Copy out every record below with complete accuracy.

----- Task input -----

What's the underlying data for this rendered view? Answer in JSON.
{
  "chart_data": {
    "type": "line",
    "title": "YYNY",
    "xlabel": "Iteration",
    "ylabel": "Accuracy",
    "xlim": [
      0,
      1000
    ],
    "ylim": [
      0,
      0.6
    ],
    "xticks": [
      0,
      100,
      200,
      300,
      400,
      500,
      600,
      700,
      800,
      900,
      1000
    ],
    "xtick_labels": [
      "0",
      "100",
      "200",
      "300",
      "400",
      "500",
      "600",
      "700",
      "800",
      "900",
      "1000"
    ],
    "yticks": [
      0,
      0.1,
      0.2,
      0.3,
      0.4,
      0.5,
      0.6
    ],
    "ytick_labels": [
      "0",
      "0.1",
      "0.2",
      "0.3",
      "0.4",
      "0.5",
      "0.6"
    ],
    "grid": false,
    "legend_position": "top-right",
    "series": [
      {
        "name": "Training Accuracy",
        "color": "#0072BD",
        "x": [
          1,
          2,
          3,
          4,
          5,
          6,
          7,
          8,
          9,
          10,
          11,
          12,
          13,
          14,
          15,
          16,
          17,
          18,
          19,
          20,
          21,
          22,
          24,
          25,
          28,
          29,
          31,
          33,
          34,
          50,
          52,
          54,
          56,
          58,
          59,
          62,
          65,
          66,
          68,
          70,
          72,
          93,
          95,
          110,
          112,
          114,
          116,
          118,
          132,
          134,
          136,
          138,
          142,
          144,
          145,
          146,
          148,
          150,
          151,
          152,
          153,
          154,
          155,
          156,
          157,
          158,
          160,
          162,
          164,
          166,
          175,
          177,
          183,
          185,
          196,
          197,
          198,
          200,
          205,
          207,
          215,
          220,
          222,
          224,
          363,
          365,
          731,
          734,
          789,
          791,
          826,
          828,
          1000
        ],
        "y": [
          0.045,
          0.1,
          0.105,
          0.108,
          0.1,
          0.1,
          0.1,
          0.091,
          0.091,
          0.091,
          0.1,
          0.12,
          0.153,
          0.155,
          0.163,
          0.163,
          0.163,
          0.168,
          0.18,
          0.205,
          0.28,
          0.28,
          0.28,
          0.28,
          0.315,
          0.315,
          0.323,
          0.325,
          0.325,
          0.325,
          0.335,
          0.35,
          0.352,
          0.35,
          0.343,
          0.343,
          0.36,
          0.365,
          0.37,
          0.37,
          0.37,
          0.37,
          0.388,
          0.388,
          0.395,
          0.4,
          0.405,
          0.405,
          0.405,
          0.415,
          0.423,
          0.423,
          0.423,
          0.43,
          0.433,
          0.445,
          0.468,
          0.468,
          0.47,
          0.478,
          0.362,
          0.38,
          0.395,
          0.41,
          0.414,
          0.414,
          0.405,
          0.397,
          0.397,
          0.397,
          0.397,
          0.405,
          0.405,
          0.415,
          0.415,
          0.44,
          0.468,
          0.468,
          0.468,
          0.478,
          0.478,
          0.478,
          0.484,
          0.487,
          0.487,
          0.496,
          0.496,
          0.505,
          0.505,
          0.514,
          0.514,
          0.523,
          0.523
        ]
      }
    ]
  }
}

-----

■ Answer to the problem:
What's the underlying data for this rendered view? Answer in JSON.
{
  "chart_data": {
    "type": "line",
    "title": "YYNY",
    "xlabel": "Iteration",
    "ylabel": "Accuracy",
    "xlim": [
      0,
      1000
    ],
    "ylim": [
      0,
      0.6
    ],
    "xticks": [
      0,
      100,
      200,
      300,
      400,
      500,
      600,
      700,
      800,
      900,
      1000
    ],
    "xtick_labels": [
      "0",
      "100",
      "200",
      "300",
      "400",
      "500",
      "600",
      "700",
      "800",
      "900",
      "1000"
    ],
    "yticks": [
      0,
      0.1,
      0.2,
      0.3,
      0.4,
      0.5,
      0.6
    ],
    "ytick_labels": [
      "0",
      "0.1",
      "0.2",
      "0.3",
      "0.4",
      "0.5",
      "0.6"
    ],
    "grid": false,
    "legend_position": "top-right",
    "series": [
      {
        "name": "Training Accuracy",
        "color": "#0072BD",
        "x": [
          1,
          2,
          3,
          4,
          5,
          6,
          7,
          8,
          9,
          10,
          11,
          12,
          13,
          14,
          15,
          16,
          17,
          18,
          19,
          20,
          21,
          22,
          24,
          25,
          28,
          29,
          31,
          33,
          34,
          50,
          52,
          54,
          56,
          58,
          59,
          62,
          65,
          66,
          68,
          70,
          72,
          93,
          95,
          110,
          112,
          114,
          116,
          118,
          132,
          134,
          136,
          138,
          142,
          144,
          145,
          146,
          148,
          150,
          151,
          152,
          153,
          154,
          155,
          156,
          157,
          158,
          160,
          162,
          164,
          166,
          175,
          177,
          183,
          185,
          196,
          197,
          198,
          200,
          205,
          207,
          215,
          220,
          222,
          224,
          363,
          365,
          731,
          734,
          789,
          791,
          826,
          828,
          1000
        ],
        "y": [
          0.045,
          0.1,
          0.105,
          0.108,
          0.1,
          0.1,
          0.1,
          0.091,
          0.091,
          0.091,
          0.1,
          0.12,
          0.153,
          0.155,
          0.163,
          0.163,
          0.163,
          0.168,
          0.18,
          0.205,
          0.28,
          0.28,
          0.28,
          0.28,
          0.315,
          0.315,
          0.323,
          0.325,
          0.325,
          0.325,
          0.335,
          0.35,
          0.352,
          0.35,
          0.343,
          0.343,
          0.36,
          0.365,
          0.37,
          0.37,
          0.37,
          0.37,
          0.388,
          0.388,
          0.395,
          0.4,
          0.405,
          0.405,
          0.405,
          0.415,
          0.423,
          0.423,
          0.423,
          0.43,
          0.433,
          0.445,
          0.468,
          0.468,
          0.47,
          0.478,
          0.362,
          0.38,
          0.395,
          0.41,
          0.414,
          0.414,
          0.405,
          0.397,
          0.397,
          0.397,
          0.397,
          0.405,
          0.405,
          0.415,
          0.415,
          0.44,
          0.468,
          0.468,
          0.468,
          0.478,
          0.478,
          0.478,
          0.484,
          0.487,
          0.487,
          0.496,
          0.496,
          0.505,
          0.505,
          0.514,
          0.514,
          0.523,
          0.523
        ]
      }
    ]
  }
}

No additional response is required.